EXERCISE: Return every entry exactly.

[Rows from a figure dataset]
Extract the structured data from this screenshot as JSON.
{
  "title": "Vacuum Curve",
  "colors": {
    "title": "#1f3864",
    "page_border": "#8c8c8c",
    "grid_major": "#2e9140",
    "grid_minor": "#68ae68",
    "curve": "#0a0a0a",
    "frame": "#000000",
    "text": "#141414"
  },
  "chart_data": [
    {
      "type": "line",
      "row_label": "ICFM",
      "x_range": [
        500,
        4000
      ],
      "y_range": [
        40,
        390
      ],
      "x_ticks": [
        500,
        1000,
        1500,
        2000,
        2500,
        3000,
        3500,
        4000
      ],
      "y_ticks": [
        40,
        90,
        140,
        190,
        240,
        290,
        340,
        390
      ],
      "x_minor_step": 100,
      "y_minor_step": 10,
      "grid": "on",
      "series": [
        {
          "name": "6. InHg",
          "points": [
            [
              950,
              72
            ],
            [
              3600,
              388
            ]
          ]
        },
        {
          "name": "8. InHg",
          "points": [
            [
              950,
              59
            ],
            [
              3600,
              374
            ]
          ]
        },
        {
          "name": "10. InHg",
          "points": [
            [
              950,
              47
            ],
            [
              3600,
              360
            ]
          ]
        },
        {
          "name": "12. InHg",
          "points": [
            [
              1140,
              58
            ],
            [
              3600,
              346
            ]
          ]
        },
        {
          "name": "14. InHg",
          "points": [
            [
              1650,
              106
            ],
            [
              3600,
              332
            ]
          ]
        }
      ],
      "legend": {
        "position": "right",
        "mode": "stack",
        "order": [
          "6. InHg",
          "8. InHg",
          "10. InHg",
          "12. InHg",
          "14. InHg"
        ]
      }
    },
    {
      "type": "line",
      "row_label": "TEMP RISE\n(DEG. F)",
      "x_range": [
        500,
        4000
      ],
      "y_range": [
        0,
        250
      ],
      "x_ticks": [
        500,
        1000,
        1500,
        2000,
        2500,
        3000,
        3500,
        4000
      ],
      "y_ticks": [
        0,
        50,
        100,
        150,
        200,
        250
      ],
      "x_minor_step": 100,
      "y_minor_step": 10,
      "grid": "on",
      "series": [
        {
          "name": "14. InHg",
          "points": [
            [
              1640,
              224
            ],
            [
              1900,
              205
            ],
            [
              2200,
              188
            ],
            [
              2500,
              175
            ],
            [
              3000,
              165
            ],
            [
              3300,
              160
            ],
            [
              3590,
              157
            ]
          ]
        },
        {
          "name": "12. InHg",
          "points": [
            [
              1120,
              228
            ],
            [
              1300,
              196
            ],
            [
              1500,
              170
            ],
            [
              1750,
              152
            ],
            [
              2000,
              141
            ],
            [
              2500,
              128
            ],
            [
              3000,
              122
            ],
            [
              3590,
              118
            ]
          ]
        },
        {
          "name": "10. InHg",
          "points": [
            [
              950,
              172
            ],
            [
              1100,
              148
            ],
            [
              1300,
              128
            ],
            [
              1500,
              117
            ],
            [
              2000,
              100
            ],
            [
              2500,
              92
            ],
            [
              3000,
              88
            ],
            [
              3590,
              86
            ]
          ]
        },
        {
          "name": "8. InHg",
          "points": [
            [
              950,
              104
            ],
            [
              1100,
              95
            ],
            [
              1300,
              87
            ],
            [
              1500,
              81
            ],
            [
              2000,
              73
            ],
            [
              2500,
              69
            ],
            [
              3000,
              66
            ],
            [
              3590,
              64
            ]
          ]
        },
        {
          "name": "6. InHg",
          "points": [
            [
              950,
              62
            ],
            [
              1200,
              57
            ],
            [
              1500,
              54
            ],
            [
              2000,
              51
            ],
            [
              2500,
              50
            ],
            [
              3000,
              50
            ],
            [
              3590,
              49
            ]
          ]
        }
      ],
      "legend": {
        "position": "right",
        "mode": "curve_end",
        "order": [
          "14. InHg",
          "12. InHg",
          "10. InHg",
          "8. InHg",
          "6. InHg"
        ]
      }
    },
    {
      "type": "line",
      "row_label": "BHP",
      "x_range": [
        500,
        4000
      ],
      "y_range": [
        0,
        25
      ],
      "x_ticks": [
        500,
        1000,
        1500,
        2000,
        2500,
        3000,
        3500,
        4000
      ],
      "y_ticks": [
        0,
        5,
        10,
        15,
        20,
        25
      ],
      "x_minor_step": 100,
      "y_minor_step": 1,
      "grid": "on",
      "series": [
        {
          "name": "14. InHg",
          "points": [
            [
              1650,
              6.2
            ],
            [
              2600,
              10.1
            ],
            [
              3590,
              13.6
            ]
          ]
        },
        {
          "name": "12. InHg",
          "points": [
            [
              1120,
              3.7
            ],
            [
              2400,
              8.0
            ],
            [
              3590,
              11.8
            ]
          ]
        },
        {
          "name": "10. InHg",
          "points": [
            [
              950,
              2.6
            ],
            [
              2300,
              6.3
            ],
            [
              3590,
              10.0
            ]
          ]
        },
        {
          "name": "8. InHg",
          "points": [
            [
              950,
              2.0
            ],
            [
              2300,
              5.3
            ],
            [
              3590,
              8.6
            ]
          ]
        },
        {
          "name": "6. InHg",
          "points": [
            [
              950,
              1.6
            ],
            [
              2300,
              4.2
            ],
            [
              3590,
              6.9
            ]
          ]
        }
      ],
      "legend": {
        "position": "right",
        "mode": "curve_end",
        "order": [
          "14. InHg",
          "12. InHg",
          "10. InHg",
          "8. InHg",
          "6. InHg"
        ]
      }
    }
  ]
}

RESULT:
Extract the structured data from this screenshot as JSON.
{
  "title": "Vacuum Curve",
  "colors": {
    "title": "#1f3864",
    "page_border": "#8c8c8c",
    "grid_major": "#2e9140",
    "grid_minor": "#68ae68",
    "curve": "#0a0a0a",
    "frame": "#000000",
    "text": "#141414"
  },
  "chart_data": [
    {
      "type": "line",
      "row_label": "ICFM",
      "x_range": [
        500,
        4000
      ],
      "y_range": [
        40,
        390
      ],
      "x_ticks": [
        500,
        1000,
        1500,
        2000,
        2500,
        3000,
        3500,
        4000
      ],
      "y_ticks": [
        40,
        90,
        140,
        190,
        240,
        290,
        340,
        390
      ],
      "x_minor_step": 100,
      "y_minor_step": 10,
      "grid": "on",
      "series": [
        {
          "name": "6. InHg",
          "points": [
            [
              950,
              72
            ],
            [
              3600,
              388
            ]
          ]
        },
        {
          "name": "8. InHg",
          "points": [
            [
              950,
              59
            ],
            [
              3600,
              374
            ]
          ]
        },
        {
          "name": "10. InHg",
          "points": [
            [
              950,
              47
            ],
            [
              3600,
              360
            ]
          ]
        },
        {
          "name": "12. InHg",
          "points": [
            [
              1140,
              58
            ],
            [
              3600,
              346
            ]
          ]
        },
        {
          "name": "14. InHg",
          "points": [
            [
              1650,
              106
            ],
            [
              3600,
              332
            ]
          ]
        }
      ],
      "legend": {
        "position": "right",
        "mode": "stack",
        "order": [
          "6. InHg",
          "8. InHg",
          "10. InHg",
          "12. InHg",
          "14. InHg"
        ]
      }
    },
    {
      "type": "line",
      "row_label": "TEMP RISE\n(DEG. F)",
      "x_range": [
        500,
        4000
      ],
      "y_range": [
        0,
        250
      ],
      "x_ticks": [
        500,
        1000,
        1500,
        2000,
        2500,
        3000,
        3500,
        4000
      ],
      "y_ticks": [
        0,
        50,
        100,
        150,
        200,
        250
      ],
      "x_minor_step": 100,
      "y_minor_step": 10,
      "grid": "on",
      "series": [
        {
          "name": "14. InHg",
          "points": [
            [
              1640,
              224
            ],
            [
              1900,
              205
            ],
            [
              2200,
              188
            ],
            [
              2500,
              175
            ],
            [
              3000,
              165
            ],
            [
              3300,
              160
            ],
            [
              3590,
              157
            ]
          ]
        },
        {
          "name": "12. InHg",
          "points": [
            [
              1120,
              228
            ],
            [
              1300,
              196
            ],
            [
              1500,
              170
            ],
            [
              1750,
              152
            ],
            [
              2000,
              141
            ],
            [
              2500,
              128
            ],
            [
              3000,
              122
            ],
            [
              3590,
              118
            ]
          ]
        },
        {
          "name": "10. InHg",
          "points": [
            [
              950,
              172
            ],
            [
              1100,
              148
            ],
            [
              1300,
              128
            ],
            [
              1500,
              117
            ],
            [
              2000,
              100
            ],
            [
              2500,
              92
            ],
            [
              3000,
              88
            ],
            [
              3590,
              86
            ]
          ]
        },
        {
          "name": "8. InHg",
          "points": [
            [
              950,
              104
            ],
            [
              1100,
              95
            ],
            [
              1300,
              87
            ],
            [
              1500,
              81
            ],
            [
              2000,
              73
            ],
            [
              2500,
              69
            ],
            [
              3000,
              66
            ],
            [
              3590,
              64
            ]
          ]
        },
        {
          "name": "6. InHg",
          "points": [
            [
              950,
              62
            ],
            [
              1200,
              57
            ],
            [
              1500,
              54
            ],
            [
              2000,
              51
            ],
            [
              2500,
              50
            ],
            [
              3000,
              50
            ],
            [
              3590,
              49
            ]
          ]
        }
      ],
      "legend": {
        "position": "right",
        "mode": "curve_end",
        "order": [
          "14. InHg",
          "12. InHg",
          "10. InHg",
          "8. InHg",
          "6. InHg"
        ]
      }
    },
    {
      "type": "line",
      "row_label": "BHP",
      "x_range": [
        500,
        4000
      ],
      "y_range": [
        0,
        25
      ],
      "x_ticks": [
        500,
        1000,
        1500,
        2000,
        2500,
        3000,
        3500,
        4000
      ],
      "y_ticks": [
        0,
        5,
        10,
        15,
        20,
        25
      ],
      "x_minor_step": 100,
      "y_minor_step": 1,
      "grid": "on",
      "series": [
        {
          "name": "14. InHg",
          "points": [
            [
              1650,
              6.2
            ],
            [
              2600,
              10.1
            ],
            [
              3590,
              13.6
            ]
          ]
        },
        {
          "name": "12. InHg",
          "points": [
            [
              1120,
              3.7
            ],
            [
              2400,
              8.0
            ],
            [
              3590,
              11.8
            ]
          ]
        },
        {
          "name": "10. InHg",
          "points": [
            [
              950,
              2.6
            ],
            [
              2300,
              6.3
            ],
            [
              3590,
              10.0
            ]
          ]
        },
        {
          "name": "8. InHg",
          "points": [
            [
              950,
              2.0
            ],
            [
              2300,
              5.3
            ],
            [
              3590,
              8.6
            ]
          ]
        },
        {
          "name": "6. InHg",
          "points": [
            [
              950,
              1.6
            ],
            [
              2300,
              4.2
            ],
            [
              3590,
              6.9
            ]
          ]
        }
      ],
      "legend": {
        "position": "right",
        "mode": "curve_end",
        "order": [
          "14. InHg",
          "12. InHg",
          "10. InHg",
          "8. InHg",
          "6. InHg"
        ]
      }
    }
  ]
}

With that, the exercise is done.